## Problem details
Repeat, line for line, the entries printed below.
──────────
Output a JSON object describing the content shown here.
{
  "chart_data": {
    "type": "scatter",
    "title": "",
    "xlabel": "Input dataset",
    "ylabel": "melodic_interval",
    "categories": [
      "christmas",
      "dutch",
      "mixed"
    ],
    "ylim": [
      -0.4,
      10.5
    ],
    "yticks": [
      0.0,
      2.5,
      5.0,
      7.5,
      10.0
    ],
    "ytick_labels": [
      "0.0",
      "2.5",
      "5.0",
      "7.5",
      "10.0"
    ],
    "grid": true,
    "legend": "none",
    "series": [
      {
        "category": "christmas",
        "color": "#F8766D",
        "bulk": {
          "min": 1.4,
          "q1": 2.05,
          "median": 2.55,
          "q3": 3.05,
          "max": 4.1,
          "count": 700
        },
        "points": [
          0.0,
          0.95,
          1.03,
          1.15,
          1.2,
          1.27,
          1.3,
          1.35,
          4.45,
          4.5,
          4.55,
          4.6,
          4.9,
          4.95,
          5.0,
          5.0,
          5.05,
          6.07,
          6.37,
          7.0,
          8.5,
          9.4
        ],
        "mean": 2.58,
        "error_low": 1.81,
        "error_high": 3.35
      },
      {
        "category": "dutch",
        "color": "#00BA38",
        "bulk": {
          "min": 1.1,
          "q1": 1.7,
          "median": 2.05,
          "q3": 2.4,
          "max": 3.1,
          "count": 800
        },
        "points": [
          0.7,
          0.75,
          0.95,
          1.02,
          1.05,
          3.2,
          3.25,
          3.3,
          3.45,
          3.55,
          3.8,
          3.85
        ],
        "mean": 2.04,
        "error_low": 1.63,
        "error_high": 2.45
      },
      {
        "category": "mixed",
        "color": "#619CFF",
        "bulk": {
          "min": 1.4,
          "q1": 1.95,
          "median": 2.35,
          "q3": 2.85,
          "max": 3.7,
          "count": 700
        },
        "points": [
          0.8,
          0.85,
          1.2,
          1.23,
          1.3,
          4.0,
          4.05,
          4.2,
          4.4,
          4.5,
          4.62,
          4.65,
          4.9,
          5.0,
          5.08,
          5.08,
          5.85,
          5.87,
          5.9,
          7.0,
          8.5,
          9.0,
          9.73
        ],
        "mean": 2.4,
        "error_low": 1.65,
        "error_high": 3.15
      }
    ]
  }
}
──────────
## Answer to this problem
Output a JSON object describing the content shown here.
{
  "chart_data": {
    "type": "scatter",
    "title": "",
    "xlabel": "Input dataset",
    "ylabel": "melodic_interval",
    "categories": [
      "christmas",
      "dutch",
      "mixed"
    ],
    "ylim": [
      -0.4,
      10.5
    ],
    "yticks": [
      0.0,
      2.5,
      5.0,
      7.5,
      10.0
    ],
    "ytick_labels": [
      "0.0",
      "2.5",
      "5.0",
      "7.5",
      "10.0"
    ],
    "grid": true,
    "legend": "none",
    "series": [
      {
        "category": "christmas",
        "color": "#F8766D",
        "bulk": {
          "min": 1.4,
          "q1": 2.05,
          "median": 2.55,
          "q3": 3.05,
          "max": 4.1,
          "count": 700
        },
        "points": [
          0.0,
          0.95,
          1.03,
          1.15,
          1.2,
          1.27,
          1.3,
          1.35,
          4.45,
          4.5,
          4.55,
          4.6,
          4.9,
          4.95,
          5.0,
          5.0,
          5.05,
          6.07,
          6.37,
          7.0,
          8.5,
          9.4
        ],
        "mean": 2.58,
        "error_low": 1.81,
        "error_high": 3.35
      },
      {
        "category": "dutch",
        "color": "#00BA38",
        "bulk": {
          "min": 1.1,
          "q1": 1.7,
          "median": 2.05,
          "q3": 2.4,
          "max": 3.1,
          "count": 800
        },
        "points": [
          0.7,
          0.75,
          0.95,
          1.02,
          1.05,
          3.2,
          3.25,
          3.3,
          3.45,
          3.55,
          3.8,
          3.85
        ],
        "mean": 2.04,
        "error_low": 1.63,
        "error_high": 2.45
      },
      {
        "category": "mixed",
        "color": "#619CFF",
        "bulk": {
          "min": 1.4,
          "q1": 1.95,
          "median": 2.35,
          "q3": 2.85,
          "max": 3.7,
          "count": 700
        },
        "points": [
          0.8,
          0.85,
          1.2,
          1.23,
          1.3,
          4.0,
          4.05,
          4.2,
          4.4,
          4.5,
          4.62,
          4.65,
          4.9,
          5.0,
          5.08,
          5.08,
          5.85,
          5.87,
          5.9,
          7.0,
          8.5,
          9.0,
          9.73
        ],
        "mean": 2.4,
        "error_low": 1.65,
        "error_high": 3.15
      }
    ]
  }
}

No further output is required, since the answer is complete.